START MATERIAL FOR THE TASK

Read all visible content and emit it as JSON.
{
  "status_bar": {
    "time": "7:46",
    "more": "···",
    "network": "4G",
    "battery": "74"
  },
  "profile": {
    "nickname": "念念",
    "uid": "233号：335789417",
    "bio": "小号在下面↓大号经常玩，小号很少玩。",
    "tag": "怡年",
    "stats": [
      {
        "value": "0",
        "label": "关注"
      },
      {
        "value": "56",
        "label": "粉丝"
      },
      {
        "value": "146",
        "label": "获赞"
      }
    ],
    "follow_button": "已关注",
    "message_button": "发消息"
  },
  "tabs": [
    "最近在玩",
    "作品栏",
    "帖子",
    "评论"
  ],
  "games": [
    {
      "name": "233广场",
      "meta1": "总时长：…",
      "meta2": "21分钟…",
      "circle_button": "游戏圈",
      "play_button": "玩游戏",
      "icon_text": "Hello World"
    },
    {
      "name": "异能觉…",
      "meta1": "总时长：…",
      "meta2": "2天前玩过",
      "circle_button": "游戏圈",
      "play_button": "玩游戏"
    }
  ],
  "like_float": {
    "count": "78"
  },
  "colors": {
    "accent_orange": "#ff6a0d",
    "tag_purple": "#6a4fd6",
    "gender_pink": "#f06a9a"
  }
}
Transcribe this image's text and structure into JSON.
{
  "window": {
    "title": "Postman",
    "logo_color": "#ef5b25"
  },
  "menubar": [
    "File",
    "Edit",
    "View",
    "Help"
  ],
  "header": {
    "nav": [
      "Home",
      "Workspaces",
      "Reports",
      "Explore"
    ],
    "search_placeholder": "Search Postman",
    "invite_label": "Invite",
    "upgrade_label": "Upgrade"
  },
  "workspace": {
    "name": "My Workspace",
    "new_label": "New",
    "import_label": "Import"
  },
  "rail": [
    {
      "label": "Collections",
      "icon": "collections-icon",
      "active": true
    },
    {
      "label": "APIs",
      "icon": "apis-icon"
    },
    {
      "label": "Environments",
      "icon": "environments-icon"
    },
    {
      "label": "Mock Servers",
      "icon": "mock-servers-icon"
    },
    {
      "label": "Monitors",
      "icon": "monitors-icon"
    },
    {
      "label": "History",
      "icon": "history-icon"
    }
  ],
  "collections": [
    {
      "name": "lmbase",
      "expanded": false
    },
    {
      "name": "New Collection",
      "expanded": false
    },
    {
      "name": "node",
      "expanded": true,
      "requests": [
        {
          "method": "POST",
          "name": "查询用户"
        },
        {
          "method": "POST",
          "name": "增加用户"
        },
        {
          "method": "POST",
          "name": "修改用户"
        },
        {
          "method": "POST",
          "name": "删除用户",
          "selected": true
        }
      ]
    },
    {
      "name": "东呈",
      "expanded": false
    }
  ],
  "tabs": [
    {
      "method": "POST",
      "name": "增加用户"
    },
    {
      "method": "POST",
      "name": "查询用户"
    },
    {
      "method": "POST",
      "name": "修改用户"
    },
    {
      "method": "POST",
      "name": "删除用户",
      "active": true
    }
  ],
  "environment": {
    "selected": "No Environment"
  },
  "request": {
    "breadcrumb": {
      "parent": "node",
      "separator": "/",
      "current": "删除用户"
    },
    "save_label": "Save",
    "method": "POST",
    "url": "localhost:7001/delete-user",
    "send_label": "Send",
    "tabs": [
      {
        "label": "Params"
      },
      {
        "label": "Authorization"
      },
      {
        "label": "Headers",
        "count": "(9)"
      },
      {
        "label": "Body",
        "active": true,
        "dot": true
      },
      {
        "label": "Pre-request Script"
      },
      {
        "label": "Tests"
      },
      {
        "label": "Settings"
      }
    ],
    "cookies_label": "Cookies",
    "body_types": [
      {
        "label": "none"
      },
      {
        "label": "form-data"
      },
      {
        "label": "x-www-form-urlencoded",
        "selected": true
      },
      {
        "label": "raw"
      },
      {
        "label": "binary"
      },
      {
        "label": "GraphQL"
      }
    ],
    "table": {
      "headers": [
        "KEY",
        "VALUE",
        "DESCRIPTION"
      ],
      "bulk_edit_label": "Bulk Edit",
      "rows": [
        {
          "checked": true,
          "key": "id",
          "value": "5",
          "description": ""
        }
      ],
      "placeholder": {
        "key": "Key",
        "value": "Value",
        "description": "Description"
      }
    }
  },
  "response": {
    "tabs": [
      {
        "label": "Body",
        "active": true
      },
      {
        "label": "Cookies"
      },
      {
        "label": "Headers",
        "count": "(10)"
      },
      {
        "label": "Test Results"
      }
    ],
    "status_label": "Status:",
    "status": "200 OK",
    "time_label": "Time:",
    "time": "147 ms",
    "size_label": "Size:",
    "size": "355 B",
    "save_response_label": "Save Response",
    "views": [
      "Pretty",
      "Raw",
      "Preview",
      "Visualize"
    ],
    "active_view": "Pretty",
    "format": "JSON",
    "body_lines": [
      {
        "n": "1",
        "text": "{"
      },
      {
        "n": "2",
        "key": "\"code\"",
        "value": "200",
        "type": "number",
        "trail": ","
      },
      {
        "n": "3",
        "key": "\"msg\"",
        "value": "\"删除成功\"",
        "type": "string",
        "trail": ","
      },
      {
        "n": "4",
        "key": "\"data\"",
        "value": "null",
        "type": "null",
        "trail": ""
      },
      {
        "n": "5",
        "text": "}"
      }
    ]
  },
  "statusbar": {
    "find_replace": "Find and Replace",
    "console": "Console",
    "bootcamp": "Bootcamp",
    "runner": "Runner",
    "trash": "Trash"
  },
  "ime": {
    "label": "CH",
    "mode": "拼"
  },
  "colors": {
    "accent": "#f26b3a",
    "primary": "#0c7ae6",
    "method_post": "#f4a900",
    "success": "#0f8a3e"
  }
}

END MATERIAL FOR THE TASK

▶ TO DO:
Send back all of the entries exactly, with nothing missing.

▶ WRITTEN SOLUTION:
Read all visible content and emit it as JSON.
{
  "status_bar": {
    "time": "7:46",
    "more": "···",
    "network": "4G",
    "battery": "74"
  },
  "profile": {
    "nickname": "念念",
    "uid": "233号：335789417",
    "bio": "小号在下面↓大号经常玩，小号很少玩。",
    "tag": "怡年",
    "stats": [
      {
        "value": "0",
        "label": "关注"
      },
      {
        "value": "56",
        "label": "粉丝"
      },
      {
        "value": "146",
        "label": "获赞"
      }
    ],
    "follow_button": "已关注",
    "message_button": "发消息"
  },
  "tabs": [
    "最近在玩",
    "作品栏",
    "帖子",
    "评论"
  ],
  "games": [
    {
      "name": "233广场",
      "meta1": "总时长：…",
      "meta2": "21分钟…",
      "circle_button": "游戏圈",
      "play_button": "玩游戏",
      "icon_text": "Hello World"
    },
    {
      "name": "异能觉…",
      "meta1": "总时长：…",
      "meta2": "2天前玩过",
      "circle_button": "游戏圈",
      "play_button": "玩游戏"
    }
  ],
  "like_float": {
    "count": "78"
  },
  "colors": {
    "accent_orange": "#ff6a0d",
    "tag_purple": "#6a4fd6",
    "gender_pink": "#f06a9a"
  }
}
Transcribe this image's text and structure into JSON.
{
  "window": {
    "title": "Postman",
    "logo_color": "#ef5b25"
  },
  "menubar": [
    "File",
    "Edit",
    "View",
    "Help"
  ],
  "header": {
    "nav": [
      "Home",
      "Workspaces",
      "Reports",
      "Explore"
    ],
    "search_placeholder": "Search Postman",
    "invite_label": "Invite",
    "upgrade_label": "Upgrade"
  },
  "workspace": {
    "name": "My Workspace",
    "new_label": "New",
    "import_label": "Import"
  },
  "rail": [
    {
      "label": "Collections",
      "icon": "collections-icon",
      "active": true
    },
    {
      "label": "APIs",
      "icon": "apis-icon"
    },
    {
      "label": "Environments",
      "icon": "environments-icon"
    },
    {
      "label": "Mock Servers",
      "icon": "mock-servers-icon"
    },
    {
      "label": "Monitors",
      "icon": "monitors-icon"
    },
    {
      "label": "History",
      "icon": "history-icon"
    }
  ],
  "collections": [
    {
      "name": "lmbase",
      "expanded": false
    },
    {
      "name": "New Collection",
      "expanded": false
    },
    {
      "name": "node",
      "expanded": true,
      "requests": [
        {
          "method": "POST",
          "name": "查询用户"
        },
        {
          "method": "POST",
          "name": "增加用户"
        },
        {
          "method": "POST",
          "name": "修改用户"
        },
        {
          "method": "POST",
          "name": "删除用户",
          "selected": true
        }
      ]
    },
    {
      "name": "东呈",
      "expanded": false
    }
  ],
  "tabs": [
    {
      "method": "POST",
      "name": "增加用户"
    },
    {
      "method": "POST",
      "name": "查询用户"
    },
    {
      "method": "POST",
      "name": "修改用户"
    },
    {
      "method": "POST",
      "name": "删除用户",
      "active": true
    }
  ],
  "environment": {
    "selected": "No Environment"
  },
  "request": {
    "breadcrumb": {
      "parent": "node",
      "separator": "/",
      "current": "删除用户"
    },
    "save_label": "Save",
    "method": "POST",
    "url": "localhost:7001/delete-user",
    "send_label": "Send",
    "tabs": [
      {
        "label": "Params"
      },
      {
        "label": "Authorization"
      },
      {
        "label": "Headers",
        "count": "(9)"
      },
      {
        "label": "Body",
        "active": true,
        "dot": true
      },
      {
        "label": "Pre-request Script"
      },
      {
        "label": "Tests"
      },
      {
        "label": "Settings"
      }
    ],
    "cookies_label": "Cookies",
    "body_types": [
      {
        "label": "none"
      },
      {
        "label": "form-data"
      },
      {
        "label": "x-www-form-urlencoded",
        "selected": true
      },
      {
        "label": "raw"
      },
      {
        "label": "binary"
      },
      {
        "label": "GraphQL"
      }
    ],
    "table": {
      "headers": [
        "KEY",
        "VALUE",
        "DESCRIPTION"
      ],
      "bulk_edit_label": "Bulk Edit",
      "rows": [
        {
          "checked": true,
          "key": "id",
          "value": "5",
          "description": ""
        }
      ],
      "placeholder": {
        "key": "Key",
        "value": "Value",
        "description": "Description"
      }
    }
  },
  "response": {
    "tabs": [
      {
        "label": "Body",
        "active": true
      },
      {
        "label": "Cookies"
      },
      {
        "label": "Headers",
        "count": "(10)"
      },
      {
        "label": "Test Results"
      }
    ],
    "status_label": "Status:",
    "status": "200 OK",
    "time_label": "Time:",
    "time": "147 ms",
    "size_label": "Size:",
    "size": "355 B",
    "save_response_label": "Save Response",
    "views": [
      "Pretty",
      "Raw",
      "Preview",
      "Visualize"
    ],
    "active_view": "Pretty",
    "format": "JSON",
    "body_lines": [
      {
        "n": "1",
        "text": "{"
      },
      {
        "n": "2",
        "key": "\"code\"",
        "value": "200",
        "type": "number",
        "trail": ","
      },
      {
        "n": "3",
        "key": "\"msg\"",
        "value": "\"删除成功\"",
        "type": "string",
        "trail": ","
      },
      {
        "n": "4",
        "key": "\"data\"",
        "value": "null",
        "type": "null",
        "trail": ""
      },
      {
        "n": "5",
        "text": "}"
      }
    ]
  },
  "statusbar": {
    "find_replace": "Find and Replace",
    "console": "Console",
    "bootcamp": "Bootcamp",
    "runner": "Runner",
    "trash": "Trash"
  },
  "ime": {
    "label": "CH",
    "mode": "拼"
  },
  "colors": {
    "accent": "#f26b3a",
    "primary": "#0c7ae6",
    "method_post": "#f4a900",
    "success": "#0f8a3e"
  }
}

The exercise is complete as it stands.